課題:
**1.** Allbirdsに関する文章の「徹底したサステナブルなものづ」から「担う蓑輪光浩氏に話を伺った。」まで(両端を含む)を、「シリコンバレー」を「ニューヨーク」に入れ替えて書き直してください。
**2.** Allbirdsに関する文章の続きを、最後の文の後から書き継ぐこと。

本文:
━━━━━━━━━━
サステナブルの思想と技術を広めるAllbirds、日本での反響は?

世界一快適な履き心地とサステナブルなテクノロジーで、注目を集める「Allbirds(オールバーズ)」。その日本第1号店が2020年1月10日原宿にオープンし、連日大盛況だ。Allbirdsはサンフランシスコのスタートアップ企業で、元サッカーニュージーランド代表のティム・ブラウンとバイオテクノロジーの専門家であるジョーイ・ズウィリンジャーが2016年に設立。シンプルなデザイン、洗濯機で丸ごと洗濯できる、手入れのしやすさなども人気の理由だ。
しかし、その最大の特徴は環境に配慮したサステナブルなものづくりだろう。今やシグニチャーとなっている「Wool Runners(ウールランナー)」は、最高級のメリノウールを使用。他にも、ユーカリの木の繊維からつくられたシューズなど、6種類のラインナップを展開。靴紐もペットボトルからつくられ、靴底はブラジル産のサトウキビを加工した素材。靴箱ももちろん、再生ダンボールを90%使用している。
徹底したサステナブルなものづくりはシリコンバレーを中心に支持を集め、Googleの共同創業者のラリー・ペイジやTwitter元CEOのディック・カストロも愛用。アカデミー賞の受賞経験もあり、環境活動家のレオナルド・ディカプリオは出資を行っている。
今回は、サステナビリティへの取り組みの基礎となる研究開発、そして日本でのサステナブルなプロダクトの広まりについて、日本でのマーケティング戦略を担う蓑輪光浩氏に話を伺った。

マテリアルイノベーションカンパニー

サステナブルなものづくりが特徴ですが、自社で素材開発からしているのでしょうか?
そうですね。共同創業者のジョーイ・ズウィリンジャーは、再生可能な資源に対しての研究開発を長年ずっとやっています。彼の思想は「我々の会社はマテリアルイノベーションカンパニーだ。」ということ。素材をどう快適にし、地球に還すのかというのを第一に考えています。
自分はもともとスポーツカンパニーにいましたが、そこでのシューズの開発はスポーツのパフォーマンス向上に対しての研究を主に行っています。一方でAllbirdsの場合は、どうやったら地球に優しく、そしてタイムレスなデザインを多くの人に履いてもらえるかという思想から入るので対極だと思います。もちろん他社も環境にやさしいプロダクトをコレクションと出していますが、我々はマテリアルイノベーションカンパニーいうところに行き着きます。
━━━━━━━━━━
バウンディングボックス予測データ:

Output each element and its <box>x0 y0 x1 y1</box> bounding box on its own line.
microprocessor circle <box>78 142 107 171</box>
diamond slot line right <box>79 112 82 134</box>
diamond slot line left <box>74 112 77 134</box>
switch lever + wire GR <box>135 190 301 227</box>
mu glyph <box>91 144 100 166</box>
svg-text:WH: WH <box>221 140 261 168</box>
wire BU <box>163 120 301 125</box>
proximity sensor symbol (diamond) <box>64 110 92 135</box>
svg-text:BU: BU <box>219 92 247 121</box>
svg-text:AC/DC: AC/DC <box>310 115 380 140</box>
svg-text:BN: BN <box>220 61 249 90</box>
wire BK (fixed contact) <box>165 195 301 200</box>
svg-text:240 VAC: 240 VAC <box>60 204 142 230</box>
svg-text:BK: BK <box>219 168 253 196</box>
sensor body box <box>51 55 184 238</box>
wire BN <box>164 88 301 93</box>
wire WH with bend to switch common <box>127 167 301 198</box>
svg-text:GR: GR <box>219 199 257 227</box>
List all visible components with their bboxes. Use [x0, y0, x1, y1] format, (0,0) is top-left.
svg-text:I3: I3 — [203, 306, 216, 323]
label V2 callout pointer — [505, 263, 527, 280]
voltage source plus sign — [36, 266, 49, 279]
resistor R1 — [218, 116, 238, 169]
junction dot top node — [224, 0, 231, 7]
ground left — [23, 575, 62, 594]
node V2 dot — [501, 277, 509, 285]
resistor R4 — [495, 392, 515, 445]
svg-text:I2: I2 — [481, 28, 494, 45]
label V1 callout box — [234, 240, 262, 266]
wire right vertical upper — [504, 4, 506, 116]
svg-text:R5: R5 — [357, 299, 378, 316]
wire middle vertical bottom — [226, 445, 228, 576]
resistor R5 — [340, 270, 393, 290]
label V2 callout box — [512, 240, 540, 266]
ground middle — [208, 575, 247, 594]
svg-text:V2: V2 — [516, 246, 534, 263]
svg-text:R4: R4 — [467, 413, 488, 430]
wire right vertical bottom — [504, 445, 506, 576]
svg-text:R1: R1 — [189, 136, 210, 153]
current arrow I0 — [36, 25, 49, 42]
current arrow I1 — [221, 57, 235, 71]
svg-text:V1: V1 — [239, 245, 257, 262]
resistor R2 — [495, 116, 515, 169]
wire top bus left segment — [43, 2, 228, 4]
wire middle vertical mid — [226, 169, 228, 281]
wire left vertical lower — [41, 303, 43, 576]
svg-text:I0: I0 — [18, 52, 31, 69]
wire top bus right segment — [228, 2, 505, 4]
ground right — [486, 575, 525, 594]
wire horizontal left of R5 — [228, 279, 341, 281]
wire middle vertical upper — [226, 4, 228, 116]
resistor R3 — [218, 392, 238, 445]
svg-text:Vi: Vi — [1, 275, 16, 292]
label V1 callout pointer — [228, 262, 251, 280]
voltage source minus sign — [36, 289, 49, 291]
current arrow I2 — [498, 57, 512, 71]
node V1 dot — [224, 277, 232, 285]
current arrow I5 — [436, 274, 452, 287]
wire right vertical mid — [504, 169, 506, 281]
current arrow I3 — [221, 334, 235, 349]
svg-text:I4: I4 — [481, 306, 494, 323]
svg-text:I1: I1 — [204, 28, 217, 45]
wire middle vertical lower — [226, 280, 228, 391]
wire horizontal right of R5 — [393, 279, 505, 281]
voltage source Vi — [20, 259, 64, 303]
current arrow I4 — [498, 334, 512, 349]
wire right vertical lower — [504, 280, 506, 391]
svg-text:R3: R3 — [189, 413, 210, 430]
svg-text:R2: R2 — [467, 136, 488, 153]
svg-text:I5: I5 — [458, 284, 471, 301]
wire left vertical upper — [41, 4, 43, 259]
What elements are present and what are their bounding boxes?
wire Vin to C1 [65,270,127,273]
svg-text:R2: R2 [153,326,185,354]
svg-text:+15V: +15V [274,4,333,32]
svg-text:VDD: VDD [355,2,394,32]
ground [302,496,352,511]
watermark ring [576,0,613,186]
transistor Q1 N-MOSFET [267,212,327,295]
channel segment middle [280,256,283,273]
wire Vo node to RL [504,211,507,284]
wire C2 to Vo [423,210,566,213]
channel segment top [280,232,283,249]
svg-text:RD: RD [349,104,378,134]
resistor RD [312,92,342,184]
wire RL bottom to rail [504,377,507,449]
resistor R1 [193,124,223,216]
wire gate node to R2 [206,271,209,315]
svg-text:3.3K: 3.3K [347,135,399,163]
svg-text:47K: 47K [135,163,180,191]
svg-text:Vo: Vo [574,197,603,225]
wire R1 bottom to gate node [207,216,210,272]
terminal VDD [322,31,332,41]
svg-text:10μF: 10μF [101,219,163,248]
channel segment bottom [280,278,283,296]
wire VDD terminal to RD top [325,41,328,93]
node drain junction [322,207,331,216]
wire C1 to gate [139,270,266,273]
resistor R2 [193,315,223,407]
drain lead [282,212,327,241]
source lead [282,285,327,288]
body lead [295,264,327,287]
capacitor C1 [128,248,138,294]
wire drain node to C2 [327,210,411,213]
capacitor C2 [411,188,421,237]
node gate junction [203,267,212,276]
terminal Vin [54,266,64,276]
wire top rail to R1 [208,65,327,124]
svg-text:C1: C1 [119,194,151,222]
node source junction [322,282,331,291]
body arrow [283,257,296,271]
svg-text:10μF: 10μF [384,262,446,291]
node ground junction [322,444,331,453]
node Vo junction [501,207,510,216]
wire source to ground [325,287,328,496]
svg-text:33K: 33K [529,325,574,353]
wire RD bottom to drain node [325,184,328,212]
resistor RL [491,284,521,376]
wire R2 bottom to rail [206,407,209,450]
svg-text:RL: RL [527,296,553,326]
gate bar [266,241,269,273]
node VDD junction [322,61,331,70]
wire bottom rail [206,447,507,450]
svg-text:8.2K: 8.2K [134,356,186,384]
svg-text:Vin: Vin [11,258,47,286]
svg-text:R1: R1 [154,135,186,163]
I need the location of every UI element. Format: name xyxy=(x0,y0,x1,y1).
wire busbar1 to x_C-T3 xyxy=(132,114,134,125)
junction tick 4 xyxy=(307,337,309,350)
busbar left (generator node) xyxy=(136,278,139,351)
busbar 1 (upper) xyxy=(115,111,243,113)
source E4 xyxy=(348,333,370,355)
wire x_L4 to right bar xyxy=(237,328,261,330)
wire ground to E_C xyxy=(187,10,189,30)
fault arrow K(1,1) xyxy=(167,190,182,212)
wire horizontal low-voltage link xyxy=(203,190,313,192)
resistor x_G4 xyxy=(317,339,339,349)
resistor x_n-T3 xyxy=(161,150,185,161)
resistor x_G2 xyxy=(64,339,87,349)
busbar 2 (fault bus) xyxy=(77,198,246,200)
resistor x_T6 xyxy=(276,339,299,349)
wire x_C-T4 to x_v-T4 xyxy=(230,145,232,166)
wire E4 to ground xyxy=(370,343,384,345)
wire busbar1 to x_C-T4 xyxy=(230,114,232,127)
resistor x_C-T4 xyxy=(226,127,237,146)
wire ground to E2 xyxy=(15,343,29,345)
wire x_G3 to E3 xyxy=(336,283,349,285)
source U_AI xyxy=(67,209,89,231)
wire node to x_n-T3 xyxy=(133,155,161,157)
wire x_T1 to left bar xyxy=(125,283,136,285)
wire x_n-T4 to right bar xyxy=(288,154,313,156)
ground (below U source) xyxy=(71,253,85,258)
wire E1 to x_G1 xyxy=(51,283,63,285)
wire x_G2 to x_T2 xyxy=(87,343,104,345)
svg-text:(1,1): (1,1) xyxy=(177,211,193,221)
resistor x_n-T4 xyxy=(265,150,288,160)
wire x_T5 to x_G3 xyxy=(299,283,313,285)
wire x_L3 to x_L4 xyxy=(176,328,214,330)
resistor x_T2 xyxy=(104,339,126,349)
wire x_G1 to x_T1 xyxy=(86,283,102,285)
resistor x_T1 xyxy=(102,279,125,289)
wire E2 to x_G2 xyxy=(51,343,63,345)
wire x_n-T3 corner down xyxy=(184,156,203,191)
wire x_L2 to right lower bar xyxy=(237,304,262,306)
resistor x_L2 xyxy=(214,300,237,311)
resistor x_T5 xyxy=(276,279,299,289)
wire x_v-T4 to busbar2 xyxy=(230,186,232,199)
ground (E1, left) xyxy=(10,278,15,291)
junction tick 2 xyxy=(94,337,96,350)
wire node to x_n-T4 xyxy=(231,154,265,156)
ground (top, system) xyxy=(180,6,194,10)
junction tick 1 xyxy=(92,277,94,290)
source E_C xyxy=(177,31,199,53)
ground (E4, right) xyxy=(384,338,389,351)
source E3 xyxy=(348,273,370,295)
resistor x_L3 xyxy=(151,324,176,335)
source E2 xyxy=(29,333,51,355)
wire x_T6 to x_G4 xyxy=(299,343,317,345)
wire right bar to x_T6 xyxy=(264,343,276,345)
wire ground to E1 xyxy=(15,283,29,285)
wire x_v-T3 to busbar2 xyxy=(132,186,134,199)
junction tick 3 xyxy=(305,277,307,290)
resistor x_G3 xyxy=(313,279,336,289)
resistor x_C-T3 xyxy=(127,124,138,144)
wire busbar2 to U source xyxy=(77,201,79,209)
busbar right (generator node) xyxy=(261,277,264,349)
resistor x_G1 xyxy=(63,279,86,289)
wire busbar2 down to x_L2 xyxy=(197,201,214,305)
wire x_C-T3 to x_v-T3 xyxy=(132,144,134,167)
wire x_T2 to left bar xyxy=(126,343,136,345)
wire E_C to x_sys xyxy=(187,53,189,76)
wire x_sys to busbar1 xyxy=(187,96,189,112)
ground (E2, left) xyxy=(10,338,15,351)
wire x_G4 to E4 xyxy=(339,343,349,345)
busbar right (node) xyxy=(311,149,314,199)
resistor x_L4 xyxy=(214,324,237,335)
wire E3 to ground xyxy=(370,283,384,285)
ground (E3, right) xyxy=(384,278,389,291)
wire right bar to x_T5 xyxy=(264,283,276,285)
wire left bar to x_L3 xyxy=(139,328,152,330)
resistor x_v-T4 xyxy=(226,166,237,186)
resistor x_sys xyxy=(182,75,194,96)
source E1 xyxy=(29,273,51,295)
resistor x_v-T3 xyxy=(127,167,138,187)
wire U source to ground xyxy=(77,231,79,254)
━━━━━━━━━━
解答:
**1.**
徹底したサステナブルなものづくりはニューヨークを中心に支持を集め、Googleの共同創業者のラリー・ペイジやTwitter元CEOのディック・カストロも愛用。アカデミー賞の受賞経験もあり、環境活動家のレオナルド・ディカプリオは出資を行っている。
今回は、サステナビリティへの取り組みの基礎となる研究開発、そして日本でのサステナブルなプロダクトの広まりについて、日本でのマーケティング戦略を担う蓑輪光浩氏に話を伺った。

**2.**
もっとも中心的な素材は、どんなものでしょうか?
アッパーだとウール、ミッドソールだとSweetFoam™という素材が全部のプラットフォームで使われています。SweetFoam™はサトウキビを原料にした素材です。サトウキビは自生し、あまり手間がかからない。世界初のカーボンネガティブな樹脂素材です。
廃棄も環境負荷が低いのでしょうか?
そうだと思います。また廃棄ではなく、回収してリサイクルすることも、これからやらないといけないと思っています。アメリカは既に、Soles4Soulsというコミュニティに還元しています。また基本的に30日間どんな理由でも返品無料にしているので、まだ命あるプロダクトを活用していきたいため、日本も検討していきたいと思います。

オープンソースで行う研究開発

研究開発は、基本的にはアメリカで行っているのでしょうか?
そうですね。アメリカのチームに研究者がいて、ジョーイのネットワークを活用して開発しています。まさにインターネット世代だなと思ったのが、基本的にオープンソースにしているところです。権利を抑えて囲むのではなく、より多くの人に使ってもらうようにしています。SweetFoam™では、今は100社ぐらいが参考にし、なかには商品化されたものもあると聞いています。
より多く使われて需要が増えることで、研究開発への投資が増えてコストが下がります。そうすると、サービス的には地球に優しくなるという思想が強く存在します。